| WHAT IS NEEDED |
Every entry that follows should be repeated exactly; drop the images.

-- start SOURCE DATA --

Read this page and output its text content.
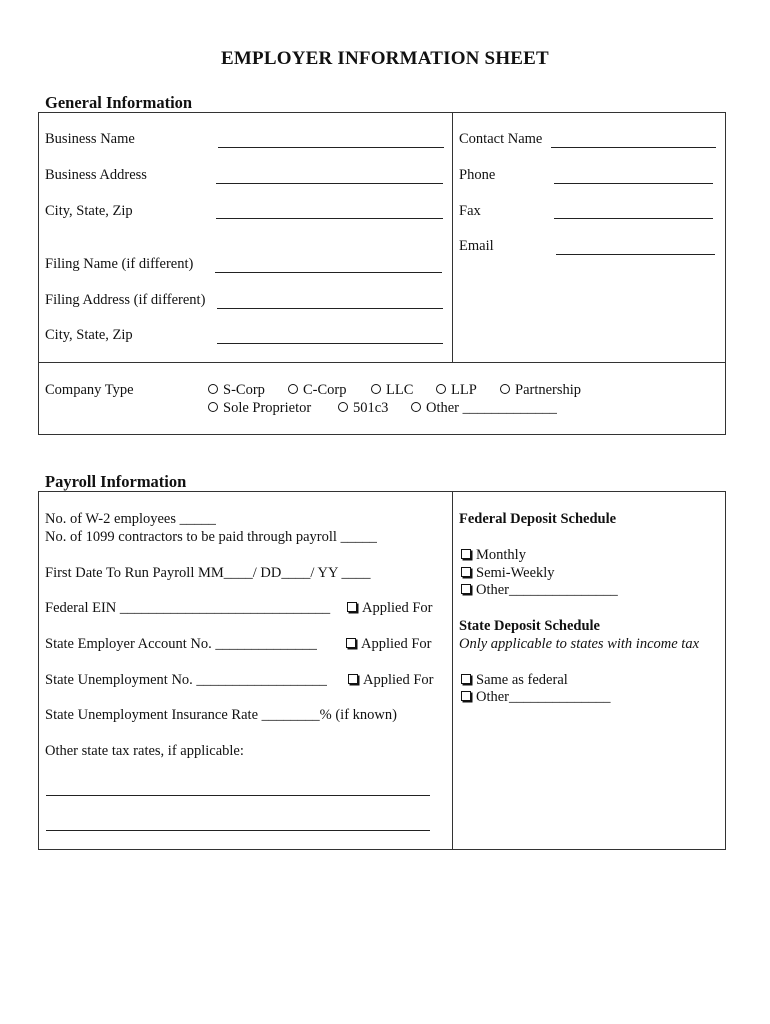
EMPLOYER INFORMATION SHEET
General Information
Business Name
Business Address
City, State, Zip
Filing Name (if different)
Filing Address (if different)
City, State, Zip
Contact Name
Phone
Fax
Email
Company Type	S-Corp	C-Corp	LLC	LLP	Partnership
Sole Proprietor	501c3	Other _____________
Payroll Information
No. of W-2 employees _____
No. of 1099 contractors to be paid through payroll _____
First Date To Run Payroll MM____/ DD____/ YY ____
Federal EIN _____________________________	Applied For
State Employer Account No. ______________	Applied For
State Unemployment No. __________________	Applied For
State Unemployment Insurance Rate ________% (if known)
Other state tax rates, if applicable:
Federal Deposit Schedule
Monthly
Semi-Weekly
Other_______________
State Deposit Schedule
Only applicable to states with income tax
Same as federal
Other______________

-- end SOURCE DATA --

| SOLUTION TO THE PROBLEM |
Read this page and output its text content.
EMPLOYER INFORMATION SHEET
General Information
Business Name
Business Address
City, State, Zip
Filing Name (if different)
Filing Address (if different)
City, State, Zip
Contact Name
Phone
Fax
Email
Company Type	S-Corp	C-Corp	LLC	LLP	Partnership
Sole Proprietor	501c3	Other _____________
Payroll Information
No. of W-2 employees _____
No. of 1099 contractors to be paid through payroll _____
First Date To Run Payroll MM____/ DD____/ YY ____
Federal EIN _____________________________	Applied For
State Employer Account No. ______________	Applied For
State Unemployment No. __________________	Applied For
State Unemployment Insurance Rate ________% (if known)
Other state tax rates, if applicable:
Federal Deposit Schedule
Monthly
Semi-Weekly
Other_______________
State Deposit Schedule
Only applicable to states with income tax
Same as federal
Other______________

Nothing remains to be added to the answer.